## TASK BRIEF
Please print exactly the lines running from the one that contains "Extract all readable text from this page." to the end of the data, with both lines included.

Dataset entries
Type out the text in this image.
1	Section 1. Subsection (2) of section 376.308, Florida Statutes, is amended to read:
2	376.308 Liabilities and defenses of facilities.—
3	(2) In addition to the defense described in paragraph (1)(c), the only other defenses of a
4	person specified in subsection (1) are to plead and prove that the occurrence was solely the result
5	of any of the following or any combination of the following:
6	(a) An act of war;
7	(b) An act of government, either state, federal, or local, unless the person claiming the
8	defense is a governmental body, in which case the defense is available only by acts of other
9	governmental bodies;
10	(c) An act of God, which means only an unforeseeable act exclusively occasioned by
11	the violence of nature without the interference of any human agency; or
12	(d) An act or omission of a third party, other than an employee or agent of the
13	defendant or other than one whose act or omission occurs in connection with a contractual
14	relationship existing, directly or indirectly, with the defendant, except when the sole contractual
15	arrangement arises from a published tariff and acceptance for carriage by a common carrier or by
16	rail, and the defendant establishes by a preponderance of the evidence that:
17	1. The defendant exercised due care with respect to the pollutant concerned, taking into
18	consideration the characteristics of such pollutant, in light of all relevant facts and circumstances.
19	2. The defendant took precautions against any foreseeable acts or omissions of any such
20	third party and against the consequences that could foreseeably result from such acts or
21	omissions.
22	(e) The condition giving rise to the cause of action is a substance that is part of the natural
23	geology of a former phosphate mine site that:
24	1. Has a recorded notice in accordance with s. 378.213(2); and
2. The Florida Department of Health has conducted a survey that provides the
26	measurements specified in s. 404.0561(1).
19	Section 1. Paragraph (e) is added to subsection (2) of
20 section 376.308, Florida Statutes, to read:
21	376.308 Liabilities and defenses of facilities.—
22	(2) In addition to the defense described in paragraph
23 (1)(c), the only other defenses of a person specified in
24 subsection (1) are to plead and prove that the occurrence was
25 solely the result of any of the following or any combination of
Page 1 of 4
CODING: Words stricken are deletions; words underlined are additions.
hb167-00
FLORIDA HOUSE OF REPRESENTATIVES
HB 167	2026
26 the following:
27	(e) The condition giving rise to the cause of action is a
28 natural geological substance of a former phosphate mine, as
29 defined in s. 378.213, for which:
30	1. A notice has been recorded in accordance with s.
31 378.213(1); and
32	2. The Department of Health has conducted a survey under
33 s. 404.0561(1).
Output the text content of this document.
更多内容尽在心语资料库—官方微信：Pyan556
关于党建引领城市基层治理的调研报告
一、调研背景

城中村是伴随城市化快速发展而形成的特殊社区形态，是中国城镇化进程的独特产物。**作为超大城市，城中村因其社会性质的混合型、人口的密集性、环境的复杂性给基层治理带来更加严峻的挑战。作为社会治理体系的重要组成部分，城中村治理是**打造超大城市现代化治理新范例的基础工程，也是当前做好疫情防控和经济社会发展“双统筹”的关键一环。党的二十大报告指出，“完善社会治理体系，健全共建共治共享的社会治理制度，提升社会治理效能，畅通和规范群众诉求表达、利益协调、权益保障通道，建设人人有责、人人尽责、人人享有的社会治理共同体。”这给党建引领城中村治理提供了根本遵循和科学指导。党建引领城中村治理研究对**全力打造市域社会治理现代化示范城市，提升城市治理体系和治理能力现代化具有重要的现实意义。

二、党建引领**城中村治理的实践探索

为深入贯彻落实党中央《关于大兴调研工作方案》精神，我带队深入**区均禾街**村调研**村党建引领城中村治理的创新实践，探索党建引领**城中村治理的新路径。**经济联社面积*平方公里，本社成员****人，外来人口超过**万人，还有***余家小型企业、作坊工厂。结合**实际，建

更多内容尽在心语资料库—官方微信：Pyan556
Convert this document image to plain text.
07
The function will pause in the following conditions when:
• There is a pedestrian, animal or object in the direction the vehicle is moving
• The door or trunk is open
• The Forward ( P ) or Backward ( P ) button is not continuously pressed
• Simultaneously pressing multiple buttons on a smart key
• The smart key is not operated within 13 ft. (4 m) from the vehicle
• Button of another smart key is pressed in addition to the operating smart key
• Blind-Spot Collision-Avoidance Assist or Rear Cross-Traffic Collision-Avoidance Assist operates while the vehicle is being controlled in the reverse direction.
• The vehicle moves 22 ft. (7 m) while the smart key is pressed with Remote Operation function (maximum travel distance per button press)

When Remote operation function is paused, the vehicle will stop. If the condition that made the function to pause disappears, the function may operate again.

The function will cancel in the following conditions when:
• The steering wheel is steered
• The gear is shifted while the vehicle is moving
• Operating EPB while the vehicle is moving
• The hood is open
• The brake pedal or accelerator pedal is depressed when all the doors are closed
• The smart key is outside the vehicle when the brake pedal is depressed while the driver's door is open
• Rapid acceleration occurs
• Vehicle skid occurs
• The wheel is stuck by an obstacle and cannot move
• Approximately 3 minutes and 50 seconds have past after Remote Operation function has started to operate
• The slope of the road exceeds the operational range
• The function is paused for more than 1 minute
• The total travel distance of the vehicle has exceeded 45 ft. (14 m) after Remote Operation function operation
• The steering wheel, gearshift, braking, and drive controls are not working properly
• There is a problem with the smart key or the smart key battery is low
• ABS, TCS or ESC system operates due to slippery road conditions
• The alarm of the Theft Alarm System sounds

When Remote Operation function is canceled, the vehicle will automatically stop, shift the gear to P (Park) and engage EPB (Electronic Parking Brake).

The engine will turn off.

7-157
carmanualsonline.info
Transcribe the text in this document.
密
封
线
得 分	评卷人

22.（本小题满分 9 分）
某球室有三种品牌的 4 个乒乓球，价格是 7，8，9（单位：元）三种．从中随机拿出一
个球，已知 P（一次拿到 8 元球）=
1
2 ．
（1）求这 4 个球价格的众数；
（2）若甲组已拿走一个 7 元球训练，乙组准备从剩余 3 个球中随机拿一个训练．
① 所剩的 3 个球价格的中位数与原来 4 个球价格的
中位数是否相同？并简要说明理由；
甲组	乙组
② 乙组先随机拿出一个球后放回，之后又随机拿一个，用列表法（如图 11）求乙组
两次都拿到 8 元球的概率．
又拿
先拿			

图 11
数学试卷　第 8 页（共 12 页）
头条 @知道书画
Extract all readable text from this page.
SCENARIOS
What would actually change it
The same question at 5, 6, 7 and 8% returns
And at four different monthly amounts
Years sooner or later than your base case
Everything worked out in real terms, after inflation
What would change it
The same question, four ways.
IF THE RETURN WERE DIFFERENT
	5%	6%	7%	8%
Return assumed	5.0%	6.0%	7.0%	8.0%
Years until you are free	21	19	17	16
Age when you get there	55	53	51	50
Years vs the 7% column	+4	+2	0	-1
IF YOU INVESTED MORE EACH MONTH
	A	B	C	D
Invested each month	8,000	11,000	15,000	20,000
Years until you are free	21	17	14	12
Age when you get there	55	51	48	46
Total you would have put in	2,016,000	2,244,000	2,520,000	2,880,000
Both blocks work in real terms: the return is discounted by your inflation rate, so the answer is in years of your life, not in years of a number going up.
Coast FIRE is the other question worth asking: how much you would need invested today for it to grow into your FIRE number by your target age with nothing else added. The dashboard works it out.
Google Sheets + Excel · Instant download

## TASK RESPONSE
Extract all readable text from this page.
SCENARIOS
What would actually change it
The same question at 5, 6, 7 and 8% returns
And at four different monthly amounts
Years sooner or later than your base case
Everything worked out in real terms, after inflation
What would change it
The same question, four ways.
IF THE RETURN WERE DIFFERENT
	5%	6%	7%	8%
Return assumed	5.0%	6.0%	7.0%	8.0%
Years until you are free	21	19	17	16
Age when you get there	55	53	51	50
Years vs the 7% column	+4	+2	0	-1
IF YOU INVESTED MORE EACH MONTH
	A	B	C	D
Invested each month	8,000	11,000	15,000	20,000
Years until you are free	21	17	14	12
Age when you get there	55	51	48	46
Total you would have put in	2,016,000	2,244,000	2,520,000	2,880,000
Both blocks work in real terms: the return is discounted by your inflation rate, so the answer is in years of your life, not in years of a number going up.
Coast FIRE is the other question worth asking: how much you would need invested today for it to grow into your FIRE number by your target age with nothing else added. The dashboard works it out.
Google Sheets + Excel · Instant download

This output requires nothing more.